— CHALLENGE —
Each entry in the listing below should be restated word for word.

— PROVIDED MATERIAL —
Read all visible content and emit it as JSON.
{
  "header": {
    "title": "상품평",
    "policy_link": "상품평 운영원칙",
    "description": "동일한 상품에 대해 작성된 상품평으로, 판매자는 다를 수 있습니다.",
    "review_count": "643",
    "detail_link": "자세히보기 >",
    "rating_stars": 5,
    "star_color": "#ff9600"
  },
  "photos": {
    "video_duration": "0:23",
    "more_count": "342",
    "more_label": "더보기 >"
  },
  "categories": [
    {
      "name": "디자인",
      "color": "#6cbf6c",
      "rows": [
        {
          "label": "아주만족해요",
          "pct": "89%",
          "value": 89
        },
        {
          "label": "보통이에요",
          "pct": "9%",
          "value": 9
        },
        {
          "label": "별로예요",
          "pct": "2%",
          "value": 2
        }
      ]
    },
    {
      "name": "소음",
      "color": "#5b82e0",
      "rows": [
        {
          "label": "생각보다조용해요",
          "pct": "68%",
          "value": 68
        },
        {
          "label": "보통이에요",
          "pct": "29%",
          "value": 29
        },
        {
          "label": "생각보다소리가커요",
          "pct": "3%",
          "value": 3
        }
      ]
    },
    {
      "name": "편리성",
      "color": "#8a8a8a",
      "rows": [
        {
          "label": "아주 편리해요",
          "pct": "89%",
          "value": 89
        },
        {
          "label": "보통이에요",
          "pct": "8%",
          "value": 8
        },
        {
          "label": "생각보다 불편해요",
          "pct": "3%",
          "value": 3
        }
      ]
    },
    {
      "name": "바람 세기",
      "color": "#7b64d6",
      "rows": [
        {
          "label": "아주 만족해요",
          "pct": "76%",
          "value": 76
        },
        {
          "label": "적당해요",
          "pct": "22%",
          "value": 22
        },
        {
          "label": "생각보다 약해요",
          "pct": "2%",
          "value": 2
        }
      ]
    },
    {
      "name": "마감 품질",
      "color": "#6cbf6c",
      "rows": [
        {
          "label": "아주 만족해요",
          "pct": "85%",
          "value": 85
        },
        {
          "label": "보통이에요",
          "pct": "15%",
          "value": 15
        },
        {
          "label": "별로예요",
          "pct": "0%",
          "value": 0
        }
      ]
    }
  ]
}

— TASK RESPONSE —
Read all visible content and emit it as JSON.
{
  "header": {
    "title": "상품평",
    "policy_link": "상품평 운영원칙",
    "description": "동일한 상품에 대해 작성된 상품평으로, 판매자는 다를 수 있습니다.",
    "review_count": "643",
    "detail_link": "자세히보기 >",
    "rating_stars": 5,
    "star_color": "#ff9600"
  },
  "photos": {
    "video_duration": "0:23",
    "more_count": "342",
    "more_label": "더보기 >"
  },
  "categories": [
    {
      "name": "디자인",
      "color": "#6cbf6c",
      "rows": [
        {
          "label": "아주만족해요",
          "pct": "89%",
          "value": 89
        },
        {
          "label": "보통이에요",
          "pct": "9%",
          "value": 9
        },
        {
          "label": "별로예요",
          "pct": "2%",
          "value": 2
        }
      ]
    },
    {
      "name": "소음",
      "color": "#5b82e0",
      "rows": [
        {
          "label": "생각보다조용해요",
          "pct": "68%",
          "value": 68
        },
        {
          "label": "보통이에요",
          "pct": "29%",
          "value": 29
        },
        {
          "label": "생각보다소리가커요",
          "pct": "3%",
          "value": 3
        }
      ]
    },
    {
      "name": "편리성",
      "color": "#8a8a8a",
      "rows": [
        {
          "label": "아주 편리해요",
          "pct": "89%",
          "value": 89
        },
        {
          "label": "보통이에요",
          "pct": "8%",
          "value": 8
        },
        {
          "label": "생각보다 불편해요",
          "pct": "3%",
          "value": 3
        }
      ]
    },
    {
      "name": "바람 세기",
      "color": "#7b64d6",
      "rows": [
        {
          "label": "아주 만족해요",
          "pct": "76%",
          "value": 76
        },
        {
          "label": "적당해요",
          "pct": "22%",
          "value": 22
        },
        {
          "label": "생각보다 약해요",
          "pct": "2%",
          "value": 2
        }
      ]
    },
    {
      "name": "마감 품질",
      "color": "#6cbf6c",
      "rows": [
        {
          "label": "아주 만족해요",
          "pct": "85%",
          "value": 85
        },
        {
          "label": "보통이에요",
          "pct": "15%",
          "value": 15
        },
        {
          "label": "별로예요",
          "pct": "0%",
          "value": 0
        }
      ]
    }
  ]
}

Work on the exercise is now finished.